Text section:
--------

The underwriting business provides a window into the changing landscape in the $39 trillion U.S. bond market. Much of the shift started with banks’ retrenching after new rules forced them to pare back risk in the wake of the 2008 crisis.

They cut thousands of jobs, leaving fewer veteran traders and bankers on bond desks, and, in the process, became less active in day-to-day market transactions. That often left their old clients, the money managers, to try to trade directly among themselves.

The push by fund managers into underwriting was a direct result in part of this Wall Street scale-back: If it’s going to be this difficult to locate and buy high-quality bonds in the secondary market, the thinking goes, then get them right from the primary source -- when they’re issued.

Over time, “banks started to lose a connectivity to these money managers,” said Michael Henderlong, who runs Babson’s capital markets group. “It gets to the point where the dealers have a tough time accessing all the different parts of the asset managers.”

--------

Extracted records
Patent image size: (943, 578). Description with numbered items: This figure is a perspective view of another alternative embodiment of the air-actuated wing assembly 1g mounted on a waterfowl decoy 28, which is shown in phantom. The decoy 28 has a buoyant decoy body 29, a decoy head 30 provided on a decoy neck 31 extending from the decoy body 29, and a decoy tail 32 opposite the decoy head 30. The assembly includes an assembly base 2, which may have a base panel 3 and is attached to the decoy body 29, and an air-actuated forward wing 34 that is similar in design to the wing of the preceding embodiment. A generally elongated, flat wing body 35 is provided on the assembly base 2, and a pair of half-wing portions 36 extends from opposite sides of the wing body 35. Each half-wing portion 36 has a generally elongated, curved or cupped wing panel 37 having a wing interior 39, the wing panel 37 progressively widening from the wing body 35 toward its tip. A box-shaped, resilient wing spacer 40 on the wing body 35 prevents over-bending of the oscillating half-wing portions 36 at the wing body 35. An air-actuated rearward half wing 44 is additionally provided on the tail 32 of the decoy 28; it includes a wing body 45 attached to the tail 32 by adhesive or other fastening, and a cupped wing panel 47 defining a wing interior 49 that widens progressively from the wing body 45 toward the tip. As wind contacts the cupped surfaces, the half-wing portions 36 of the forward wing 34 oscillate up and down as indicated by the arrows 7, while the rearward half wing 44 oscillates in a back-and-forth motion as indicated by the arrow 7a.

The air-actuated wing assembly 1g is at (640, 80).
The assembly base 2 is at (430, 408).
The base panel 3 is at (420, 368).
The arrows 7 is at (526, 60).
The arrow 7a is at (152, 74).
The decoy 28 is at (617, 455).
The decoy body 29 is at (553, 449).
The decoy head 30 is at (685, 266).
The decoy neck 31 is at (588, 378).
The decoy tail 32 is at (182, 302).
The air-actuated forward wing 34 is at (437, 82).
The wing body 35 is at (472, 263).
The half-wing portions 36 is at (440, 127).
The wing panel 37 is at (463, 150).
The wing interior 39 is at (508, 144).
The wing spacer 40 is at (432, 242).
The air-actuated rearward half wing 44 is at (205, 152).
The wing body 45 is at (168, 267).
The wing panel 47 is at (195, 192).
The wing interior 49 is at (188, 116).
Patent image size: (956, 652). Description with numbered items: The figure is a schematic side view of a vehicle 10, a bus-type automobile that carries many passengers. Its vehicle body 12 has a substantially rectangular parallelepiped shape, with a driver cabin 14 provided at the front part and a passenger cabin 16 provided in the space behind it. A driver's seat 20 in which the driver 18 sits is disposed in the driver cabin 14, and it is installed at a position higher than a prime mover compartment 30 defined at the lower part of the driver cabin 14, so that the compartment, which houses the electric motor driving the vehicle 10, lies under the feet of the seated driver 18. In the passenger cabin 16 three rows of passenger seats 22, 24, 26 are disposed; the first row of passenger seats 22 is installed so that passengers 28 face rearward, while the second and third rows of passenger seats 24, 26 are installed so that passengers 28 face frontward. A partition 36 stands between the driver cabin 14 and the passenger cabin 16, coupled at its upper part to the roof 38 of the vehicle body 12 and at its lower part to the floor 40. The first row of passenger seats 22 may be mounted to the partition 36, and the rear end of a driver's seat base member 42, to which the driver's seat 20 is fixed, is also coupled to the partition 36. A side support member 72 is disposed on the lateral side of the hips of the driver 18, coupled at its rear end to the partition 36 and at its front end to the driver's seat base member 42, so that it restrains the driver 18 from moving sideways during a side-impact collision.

--------

What you have to do: Transcribe the entire passage on bond underwriting and the U.S. bond market word for word. These rows were taken from a separate source and are unrelated to the text.

Answer to the exercise:
The underwriting business provides a window into the changing landscape in the $39 trillion U.S. bond market. Much of the shift started with banks’ retrenching after new rules forced them to pare back risk in the wake of the 2008 crisis.

They cut thousands of jobs, leaving fewer veteran traders and bankers on bond desks, and, in the process, became less active in day-to-day market transactions. That often left their old clients, the money managers, to try to trade directly among themselves.

The push by fund managers into underwriting was a direct result in part of this Wall Street scale-back: If it’s going to be this difficult to locate and buy high-quality bonds in the secondary market, the thinking goes, then get them right from the primary source -- when they’re issued.

Over time, “banks started to lose a connectivity to these money managers,” said Michael Henderlong, who runs Babson’s capital markets group. “It gets to the point where the dealers have a tough time accessing all the different parts of the asset managers.”